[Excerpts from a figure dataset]
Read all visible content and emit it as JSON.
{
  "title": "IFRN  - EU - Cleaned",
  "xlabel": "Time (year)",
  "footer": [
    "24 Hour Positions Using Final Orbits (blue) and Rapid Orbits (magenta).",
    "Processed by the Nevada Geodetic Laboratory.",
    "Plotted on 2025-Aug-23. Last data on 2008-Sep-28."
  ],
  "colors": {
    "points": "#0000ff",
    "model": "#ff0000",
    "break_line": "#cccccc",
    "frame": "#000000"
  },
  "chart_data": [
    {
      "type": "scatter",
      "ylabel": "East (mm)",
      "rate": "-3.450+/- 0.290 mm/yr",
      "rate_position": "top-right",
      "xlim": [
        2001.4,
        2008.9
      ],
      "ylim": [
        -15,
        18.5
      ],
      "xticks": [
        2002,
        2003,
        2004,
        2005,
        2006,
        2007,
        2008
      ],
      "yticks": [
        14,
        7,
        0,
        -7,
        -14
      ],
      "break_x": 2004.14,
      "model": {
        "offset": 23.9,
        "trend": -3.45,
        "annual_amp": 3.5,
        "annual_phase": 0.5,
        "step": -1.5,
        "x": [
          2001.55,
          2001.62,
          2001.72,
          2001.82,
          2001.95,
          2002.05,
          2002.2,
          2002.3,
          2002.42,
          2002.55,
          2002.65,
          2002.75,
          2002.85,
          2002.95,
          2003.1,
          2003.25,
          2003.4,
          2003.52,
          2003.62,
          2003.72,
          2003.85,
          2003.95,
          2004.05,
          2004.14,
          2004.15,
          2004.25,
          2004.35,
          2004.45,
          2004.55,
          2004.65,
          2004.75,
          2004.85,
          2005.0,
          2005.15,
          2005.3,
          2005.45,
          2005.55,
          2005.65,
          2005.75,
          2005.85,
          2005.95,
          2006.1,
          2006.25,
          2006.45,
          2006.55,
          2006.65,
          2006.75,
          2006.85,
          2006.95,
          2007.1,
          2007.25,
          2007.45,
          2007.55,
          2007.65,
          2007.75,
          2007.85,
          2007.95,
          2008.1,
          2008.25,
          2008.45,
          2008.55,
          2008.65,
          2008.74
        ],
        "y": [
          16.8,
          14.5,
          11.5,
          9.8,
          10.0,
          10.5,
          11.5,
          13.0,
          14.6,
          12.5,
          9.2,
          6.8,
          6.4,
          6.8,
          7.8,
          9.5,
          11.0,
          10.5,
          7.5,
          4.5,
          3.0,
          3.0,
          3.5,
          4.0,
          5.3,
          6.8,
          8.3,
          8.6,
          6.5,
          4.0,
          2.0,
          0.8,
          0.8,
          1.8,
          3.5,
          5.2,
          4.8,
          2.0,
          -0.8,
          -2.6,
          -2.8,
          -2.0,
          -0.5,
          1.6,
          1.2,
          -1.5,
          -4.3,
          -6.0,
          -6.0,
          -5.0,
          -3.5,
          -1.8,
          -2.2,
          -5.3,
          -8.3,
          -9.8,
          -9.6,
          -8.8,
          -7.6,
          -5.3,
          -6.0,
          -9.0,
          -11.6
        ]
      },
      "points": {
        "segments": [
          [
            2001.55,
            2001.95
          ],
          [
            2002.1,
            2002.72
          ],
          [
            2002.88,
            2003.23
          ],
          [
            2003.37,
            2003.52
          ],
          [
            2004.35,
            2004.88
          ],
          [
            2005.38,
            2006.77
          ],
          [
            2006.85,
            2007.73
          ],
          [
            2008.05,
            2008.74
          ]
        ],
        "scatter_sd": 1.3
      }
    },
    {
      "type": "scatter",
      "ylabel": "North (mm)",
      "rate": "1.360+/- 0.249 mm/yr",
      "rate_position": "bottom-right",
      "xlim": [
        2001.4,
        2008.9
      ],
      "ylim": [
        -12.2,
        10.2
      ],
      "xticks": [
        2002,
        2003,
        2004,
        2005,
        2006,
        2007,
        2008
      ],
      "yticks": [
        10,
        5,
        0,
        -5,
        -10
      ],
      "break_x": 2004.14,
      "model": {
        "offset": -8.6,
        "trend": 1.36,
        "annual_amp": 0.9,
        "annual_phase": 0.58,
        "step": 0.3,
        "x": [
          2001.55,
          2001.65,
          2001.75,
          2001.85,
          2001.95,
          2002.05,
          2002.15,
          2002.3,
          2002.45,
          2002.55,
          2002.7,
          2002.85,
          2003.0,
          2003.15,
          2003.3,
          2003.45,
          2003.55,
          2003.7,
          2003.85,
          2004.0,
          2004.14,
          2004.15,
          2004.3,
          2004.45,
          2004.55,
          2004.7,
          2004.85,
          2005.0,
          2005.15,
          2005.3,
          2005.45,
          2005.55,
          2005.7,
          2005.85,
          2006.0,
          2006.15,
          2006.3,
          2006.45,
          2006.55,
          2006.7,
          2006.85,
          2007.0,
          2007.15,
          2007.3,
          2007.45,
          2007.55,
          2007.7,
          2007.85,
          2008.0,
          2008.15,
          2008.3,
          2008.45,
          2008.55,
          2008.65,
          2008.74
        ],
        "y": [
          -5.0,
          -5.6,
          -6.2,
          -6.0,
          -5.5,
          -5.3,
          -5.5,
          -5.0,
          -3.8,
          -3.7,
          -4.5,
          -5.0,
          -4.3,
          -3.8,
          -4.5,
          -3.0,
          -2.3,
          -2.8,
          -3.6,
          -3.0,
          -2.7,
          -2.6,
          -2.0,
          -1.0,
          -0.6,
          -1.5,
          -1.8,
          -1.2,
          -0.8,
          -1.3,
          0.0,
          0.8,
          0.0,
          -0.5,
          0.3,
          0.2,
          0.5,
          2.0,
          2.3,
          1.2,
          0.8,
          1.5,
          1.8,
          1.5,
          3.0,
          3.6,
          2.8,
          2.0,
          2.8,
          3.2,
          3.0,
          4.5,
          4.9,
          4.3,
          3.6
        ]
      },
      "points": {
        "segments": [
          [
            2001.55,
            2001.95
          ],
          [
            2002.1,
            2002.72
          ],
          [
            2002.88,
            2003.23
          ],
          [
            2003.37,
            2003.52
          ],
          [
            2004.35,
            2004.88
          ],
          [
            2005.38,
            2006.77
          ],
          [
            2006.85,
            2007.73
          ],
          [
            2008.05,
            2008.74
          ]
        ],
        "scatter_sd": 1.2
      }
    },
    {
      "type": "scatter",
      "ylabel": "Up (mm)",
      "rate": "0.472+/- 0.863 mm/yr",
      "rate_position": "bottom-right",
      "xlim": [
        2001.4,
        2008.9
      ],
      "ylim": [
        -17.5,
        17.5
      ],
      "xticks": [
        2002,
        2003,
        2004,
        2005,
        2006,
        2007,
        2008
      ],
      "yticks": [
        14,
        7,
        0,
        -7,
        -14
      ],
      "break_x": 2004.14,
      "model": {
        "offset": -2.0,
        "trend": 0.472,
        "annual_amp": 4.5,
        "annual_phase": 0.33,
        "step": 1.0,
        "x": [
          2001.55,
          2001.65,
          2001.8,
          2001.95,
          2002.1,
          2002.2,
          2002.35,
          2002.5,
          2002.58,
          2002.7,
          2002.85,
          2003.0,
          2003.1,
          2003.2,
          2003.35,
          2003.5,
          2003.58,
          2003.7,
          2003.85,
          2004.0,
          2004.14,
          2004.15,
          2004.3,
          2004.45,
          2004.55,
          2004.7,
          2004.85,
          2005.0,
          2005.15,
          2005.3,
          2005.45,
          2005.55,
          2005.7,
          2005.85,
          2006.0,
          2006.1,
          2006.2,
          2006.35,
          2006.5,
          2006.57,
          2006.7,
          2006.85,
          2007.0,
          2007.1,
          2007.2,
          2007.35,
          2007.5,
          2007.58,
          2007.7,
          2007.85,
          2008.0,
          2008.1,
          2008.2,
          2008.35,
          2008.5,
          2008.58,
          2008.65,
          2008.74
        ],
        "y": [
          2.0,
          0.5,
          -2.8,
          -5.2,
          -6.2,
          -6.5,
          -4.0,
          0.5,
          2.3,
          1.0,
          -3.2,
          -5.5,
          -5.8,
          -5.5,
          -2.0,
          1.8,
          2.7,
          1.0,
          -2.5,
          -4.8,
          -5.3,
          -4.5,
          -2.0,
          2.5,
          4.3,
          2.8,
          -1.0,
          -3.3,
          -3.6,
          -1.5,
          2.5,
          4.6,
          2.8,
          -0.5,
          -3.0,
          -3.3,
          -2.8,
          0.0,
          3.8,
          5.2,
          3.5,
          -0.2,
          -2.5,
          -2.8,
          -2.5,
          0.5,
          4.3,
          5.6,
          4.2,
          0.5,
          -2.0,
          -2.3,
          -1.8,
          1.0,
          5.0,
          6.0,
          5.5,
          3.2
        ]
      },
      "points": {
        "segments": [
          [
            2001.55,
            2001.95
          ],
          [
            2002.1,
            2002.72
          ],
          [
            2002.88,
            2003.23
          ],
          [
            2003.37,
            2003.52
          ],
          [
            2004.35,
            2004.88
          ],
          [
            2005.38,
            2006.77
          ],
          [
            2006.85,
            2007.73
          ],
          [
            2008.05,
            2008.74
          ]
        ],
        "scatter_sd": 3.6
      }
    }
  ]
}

◆ WHAT IS BEING ASKED: Copy every line above that includes the string "ylabel".

◆ REPLY:
      "ylabel": "East (mm)",
      "ylabel": "North (mm)",
      "ylabel": "Up (mm)",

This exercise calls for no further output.